= TASK BRIEF =
Copy out each line of the data holding "toute".

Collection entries
++++++++
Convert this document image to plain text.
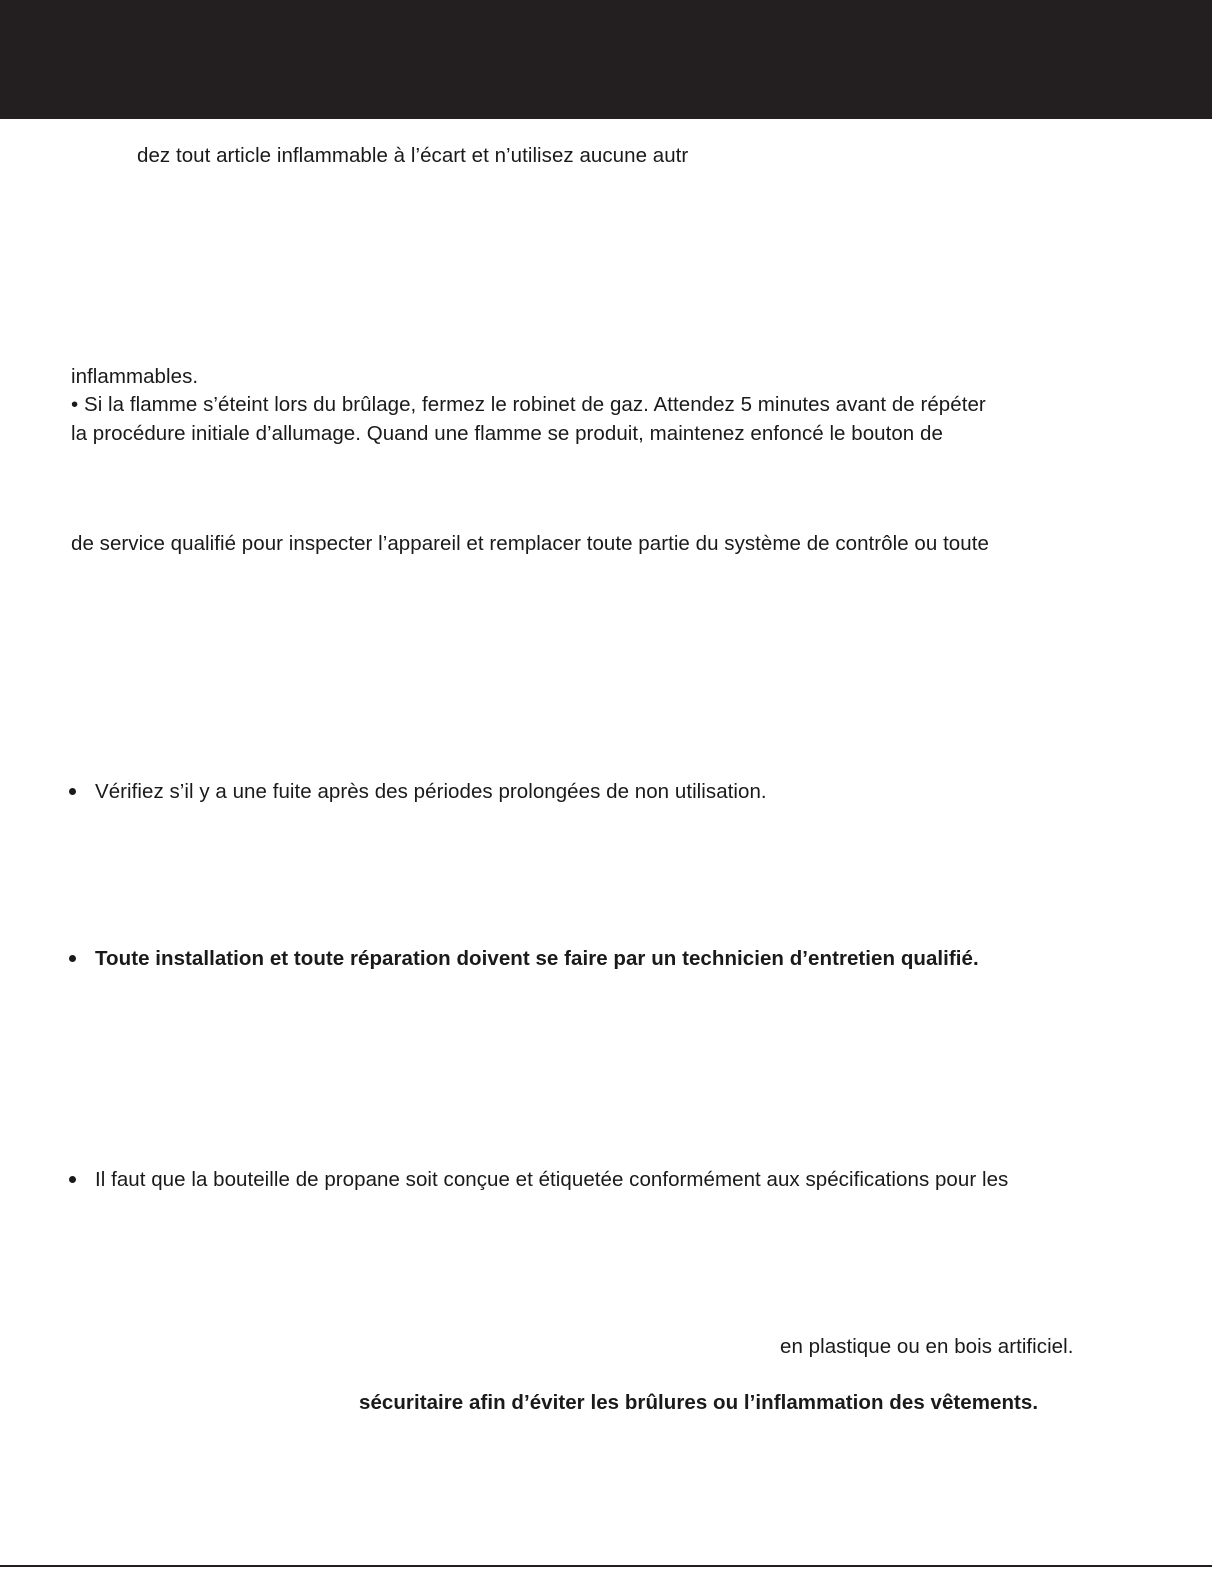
dez tout article inflammable à l’écart et n’utilisez aucune autr
inflammables.
• Si la flamme s’éteint lors du brûlage, fermez le robinet de gaz. Attendez 5 minutes avant de répéter
la procédure initiale d’allumage. Quand une flamme se produit, maintenez enfoncé le bouton de
de service qualifié pour inspecter l’appareil et remplacer toute partie du système de contrôle ou toute
Vérifiez s’il y a une fuite après des périodes prolongées de non utilisation.
Toute installation et toute réparation doivent se faire par un technicien d’entretien qualifié.
Il faut que la bouteille de propane soit conçue et étiquetée conformément aux spécifications pour les
en plastique ou en bois artificiel.
sécuritaire afin d’éviter les brûlures ou l’inflammation des vêtements.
++++++++
= TASK ANSWER =
de service qualifié pour inspecter l’appareil et remplacer toute partie du système de contrôle ou toute
Toute installation et toute réparation doivent se faire par un technicien d’entretien qualifié.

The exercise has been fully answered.